_WORK TO DO_: Pictures do not belong in your copy. Repeat all the other data exactly.

════════════════════

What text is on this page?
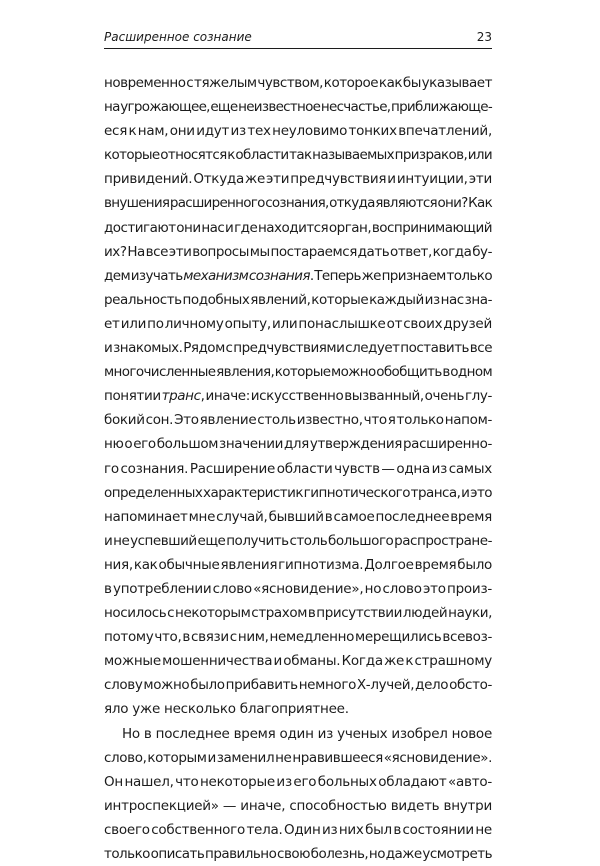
Расширенное сознание	23
новременно с тяжелым чувством, которое как бы указывает
на угрожающее, еще неизвестное несчастье, приближающе-
еся к нам, они идут из тех неуловимо тонких впечатлений,
которые относятся к области так называемых призраков, или
привидений. Откуда же эти предчувствия и интуиции, эти
внушения расширенного сознания, откуда являются они? Как
достигают они нас и где находится орган, воспринимающий
их? На все эти вопросы мы постараемся дать ответ, когда бу-
дем изучать механизм сознания. Теперь же признаем только
реальность подобных явлений, которые каждый из нас зна-
ет или по личному опыту, или понаслышке от своих друзей
и знакомых. Рядом с предчувствиями следует поставить все
многочисленные явления, которые можно обобщить в одном
понятии транс, иначе: искусственно вызванный, очень глу-
бокий сон. Это явление столь известно, что я только напом-
ню о его большом значении для утверждения расширенно-
го сознания. Расширение области чувств — одна из самых
определенных характеристик гипнотического транса, и это
напоминает мне случай, бывший в самое последнее время
и не успевший еще получить столь большого распростране-
ния, как обычные явления гипнотизма. Долгое время было
в употреблении слово «ясновидение», но слово это произ-
носилось с некоторым страхом в присутствии людей науки,
потому что, в связи с ним, немедленно мерещились всевоз-
можные мошенничества и обманы. Когда же к страшному
слову можно было прибавить немного Х-лучей, дело обсто-
яло уже несколько благоприятнее.
Но в последнее время один из ученых изобрел новое
слово, которым и заменил не нравившееся «ясновидение».
Он нашел, что некоторые из его больных обладают «авто-
интроспекцией» — иначе, способностью видеть внутри
своего собственного тела. Один из них был в состоянии не
только описать правильно свою болезнь, но даже усмотреть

════════════════════

_RESPONSE TO THE EXERCISE_:
What text is on this page?
Расширенное сознание	23
новременно с тяжелым чувством, которое как бы указывает
на угрожающее, еще неизвестное несчастье, приближающе-
еся к нам, они идут из тех неуловимо тонких впечатлений,
которые относятся к области так называемых призраков, или
привидений. Откуда же эти предчувствия и интуиции, эти
внушения расширенного сознания, откуда являются они? Как
достигают они нас и где находится орган, воспринимающий
их? На все эти вопросы мы постараемся дать ответ, когда бу-
дем изучать механизм сознания. Теперь же признаем только
реальность подобных явлений, которые каждый из нас зна-
ет или по личному опыту, или понаслышке от своих друзей
и знакомых. Рядом с предчувствиями следует поставить все
многочисленные явления, которые можно обобщить в одном
понятии транс, иначе: искусственно вызванный, очень глу-
бокий сон. Это явление столь известно, что я только напом-
ню о его большом значении для утверждения расширенно-
го сознания. Расширение области чувств — одна из самых
определенных характеристик гипнотического транса, и это
напоминает мне случай, бывший в самое последнее время
и не успевший еще получить столь большого распростране-
ния, как обычные явления гипнотизма. Долгое время было
в употреблении слово «ясновидение», но слово это произ-
носилось с некоторым страхом в присутствии людей науки,
потому что, в связи с ним, немедленно мерещились всевоз-
можные мошенничества и обманы. Когда же к страшному
слову можно было прибавить немного Х-лучей, дело обсто-
яло уже несколько благоприятнее.
Но в последнее время один из ученых изобрел новое
слово, которым и заменил не нравившееся «ясновидение».
Он нашел, что некоторые из его больных обладают «авто-
интроспекцией» — иначе, способностью видеть внутри
своего собственного тела. Один из них был в состоянии не
только описать правильно свою болезнь, но даже усмотреть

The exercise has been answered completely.